PROBLEM DETAILS>
Below is a listing. Gather each line of it that contains "Current".

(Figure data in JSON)
━━━━━━━━━━━━━━━━━━━━━━━━━━━━━━

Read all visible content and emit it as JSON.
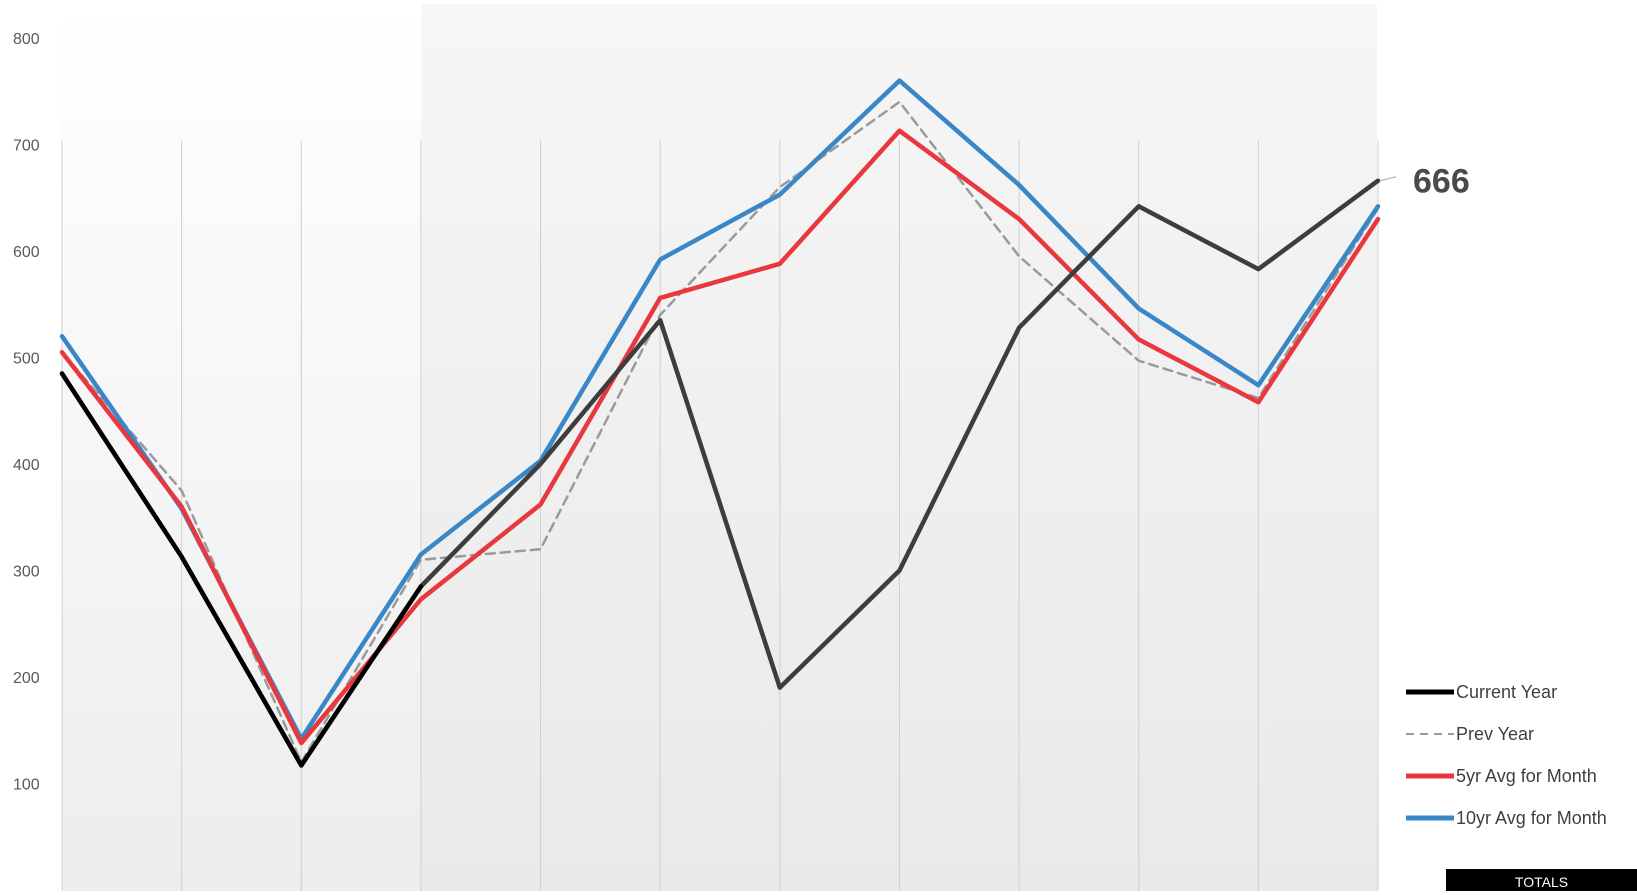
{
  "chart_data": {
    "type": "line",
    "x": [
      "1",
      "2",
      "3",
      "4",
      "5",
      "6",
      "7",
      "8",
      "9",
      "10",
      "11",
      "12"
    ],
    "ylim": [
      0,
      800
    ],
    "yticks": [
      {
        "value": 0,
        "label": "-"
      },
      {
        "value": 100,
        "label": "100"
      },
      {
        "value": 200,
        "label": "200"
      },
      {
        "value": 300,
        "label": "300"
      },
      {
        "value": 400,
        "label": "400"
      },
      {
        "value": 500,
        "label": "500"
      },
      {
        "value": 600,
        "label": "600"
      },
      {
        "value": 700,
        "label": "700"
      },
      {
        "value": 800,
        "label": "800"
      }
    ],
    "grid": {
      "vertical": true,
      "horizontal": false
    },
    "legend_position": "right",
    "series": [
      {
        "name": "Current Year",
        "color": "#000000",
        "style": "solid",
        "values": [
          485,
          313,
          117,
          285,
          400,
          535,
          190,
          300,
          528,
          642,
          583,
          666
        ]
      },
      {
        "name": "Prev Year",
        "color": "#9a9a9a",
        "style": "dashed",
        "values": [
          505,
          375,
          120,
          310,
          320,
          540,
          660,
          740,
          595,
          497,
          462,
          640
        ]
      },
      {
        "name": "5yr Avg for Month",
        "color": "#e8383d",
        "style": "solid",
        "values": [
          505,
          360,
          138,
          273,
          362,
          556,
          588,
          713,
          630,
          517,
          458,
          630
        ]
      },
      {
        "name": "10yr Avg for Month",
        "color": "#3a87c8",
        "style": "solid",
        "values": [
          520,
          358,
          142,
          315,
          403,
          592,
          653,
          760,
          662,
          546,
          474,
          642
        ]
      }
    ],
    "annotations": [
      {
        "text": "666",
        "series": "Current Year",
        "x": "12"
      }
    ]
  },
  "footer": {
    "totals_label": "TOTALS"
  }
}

━━━━━━━━━━━━━━━━━━━━━━━━━━━━━━

ANSWER BELOW>
        "name": "Current Year",
        "series": "Current Year",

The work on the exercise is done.